## start PROVIDED DATA
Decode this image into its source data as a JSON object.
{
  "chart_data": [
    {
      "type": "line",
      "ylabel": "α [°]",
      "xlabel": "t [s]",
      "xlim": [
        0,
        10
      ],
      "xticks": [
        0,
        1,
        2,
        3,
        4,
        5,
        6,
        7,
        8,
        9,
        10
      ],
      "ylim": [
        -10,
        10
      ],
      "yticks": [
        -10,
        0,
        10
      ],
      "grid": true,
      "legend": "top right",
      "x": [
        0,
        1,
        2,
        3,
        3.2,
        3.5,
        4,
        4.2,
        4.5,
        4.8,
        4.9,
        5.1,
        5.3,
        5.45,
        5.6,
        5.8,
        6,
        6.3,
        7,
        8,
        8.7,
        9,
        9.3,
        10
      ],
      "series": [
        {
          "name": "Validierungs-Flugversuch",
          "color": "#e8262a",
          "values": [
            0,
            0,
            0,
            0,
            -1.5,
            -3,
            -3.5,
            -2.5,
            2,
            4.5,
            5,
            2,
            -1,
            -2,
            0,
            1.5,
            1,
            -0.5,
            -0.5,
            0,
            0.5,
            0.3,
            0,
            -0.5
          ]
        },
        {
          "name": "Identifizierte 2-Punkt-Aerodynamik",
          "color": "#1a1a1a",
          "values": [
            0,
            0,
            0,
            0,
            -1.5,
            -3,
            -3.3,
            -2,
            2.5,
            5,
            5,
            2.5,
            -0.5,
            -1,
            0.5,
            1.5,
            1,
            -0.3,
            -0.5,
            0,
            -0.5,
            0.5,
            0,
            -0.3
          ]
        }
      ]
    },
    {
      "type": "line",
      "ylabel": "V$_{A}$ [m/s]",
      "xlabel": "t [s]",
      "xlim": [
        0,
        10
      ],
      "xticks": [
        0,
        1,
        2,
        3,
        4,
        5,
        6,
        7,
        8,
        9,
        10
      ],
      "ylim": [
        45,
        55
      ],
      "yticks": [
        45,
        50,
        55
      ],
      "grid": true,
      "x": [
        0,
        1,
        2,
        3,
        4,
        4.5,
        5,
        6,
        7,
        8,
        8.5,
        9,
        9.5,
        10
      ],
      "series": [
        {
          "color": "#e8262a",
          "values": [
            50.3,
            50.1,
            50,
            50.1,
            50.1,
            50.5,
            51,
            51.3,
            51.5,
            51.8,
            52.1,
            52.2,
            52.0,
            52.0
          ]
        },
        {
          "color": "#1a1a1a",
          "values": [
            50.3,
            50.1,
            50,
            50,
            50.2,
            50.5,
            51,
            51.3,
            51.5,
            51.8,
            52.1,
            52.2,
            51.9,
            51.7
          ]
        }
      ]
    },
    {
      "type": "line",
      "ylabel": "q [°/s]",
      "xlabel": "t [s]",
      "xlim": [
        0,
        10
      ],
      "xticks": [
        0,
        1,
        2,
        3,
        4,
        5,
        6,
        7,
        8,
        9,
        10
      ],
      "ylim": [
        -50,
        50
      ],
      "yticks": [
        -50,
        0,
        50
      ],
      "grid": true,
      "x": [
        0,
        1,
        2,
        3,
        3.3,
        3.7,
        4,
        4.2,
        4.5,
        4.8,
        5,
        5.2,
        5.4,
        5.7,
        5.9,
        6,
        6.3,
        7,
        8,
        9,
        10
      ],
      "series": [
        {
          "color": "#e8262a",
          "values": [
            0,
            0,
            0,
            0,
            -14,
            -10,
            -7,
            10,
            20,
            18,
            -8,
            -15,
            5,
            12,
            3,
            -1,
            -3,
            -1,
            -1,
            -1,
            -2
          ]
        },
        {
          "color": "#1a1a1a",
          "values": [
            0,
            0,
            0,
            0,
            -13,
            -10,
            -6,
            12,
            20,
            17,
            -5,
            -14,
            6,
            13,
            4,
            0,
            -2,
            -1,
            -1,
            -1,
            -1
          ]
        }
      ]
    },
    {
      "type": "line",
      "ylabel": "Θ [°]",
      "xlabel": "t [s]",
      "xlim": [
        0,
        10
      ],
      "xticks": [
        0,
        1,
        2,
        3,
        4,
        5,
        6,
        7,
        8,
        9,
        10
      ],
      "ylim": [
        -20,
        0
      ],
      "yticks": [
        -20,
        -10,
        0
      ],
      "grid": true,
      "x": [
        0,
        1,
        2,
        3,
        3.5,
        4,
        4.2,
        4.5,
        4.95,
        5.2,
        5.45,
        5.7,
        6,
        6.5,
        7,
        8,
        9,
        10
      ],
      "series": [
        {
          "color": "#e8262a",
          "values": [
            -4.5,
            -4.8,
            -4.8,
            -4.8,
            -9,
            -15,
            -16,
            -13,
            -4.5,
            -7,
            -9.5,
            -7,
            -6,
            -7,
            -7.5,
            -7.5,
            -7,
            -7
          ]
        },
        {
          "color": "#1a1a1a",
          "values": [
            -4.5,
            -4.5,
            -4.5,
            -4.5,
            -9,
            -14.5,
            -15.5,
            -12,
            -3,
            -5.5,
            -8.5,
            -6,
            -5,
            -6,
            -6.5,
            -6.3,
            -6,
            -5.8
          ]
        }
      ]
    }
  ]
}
## end PROVIDED DATA
WHAT YOU SHOULD DO
Copy every single line of the material above that holds "name".

ANSWER TO THIS EXERCISE
          "name": "Validierungs-Flugversuch",
          "name": "Identifizierte 2-Punkt-Aerodynamik",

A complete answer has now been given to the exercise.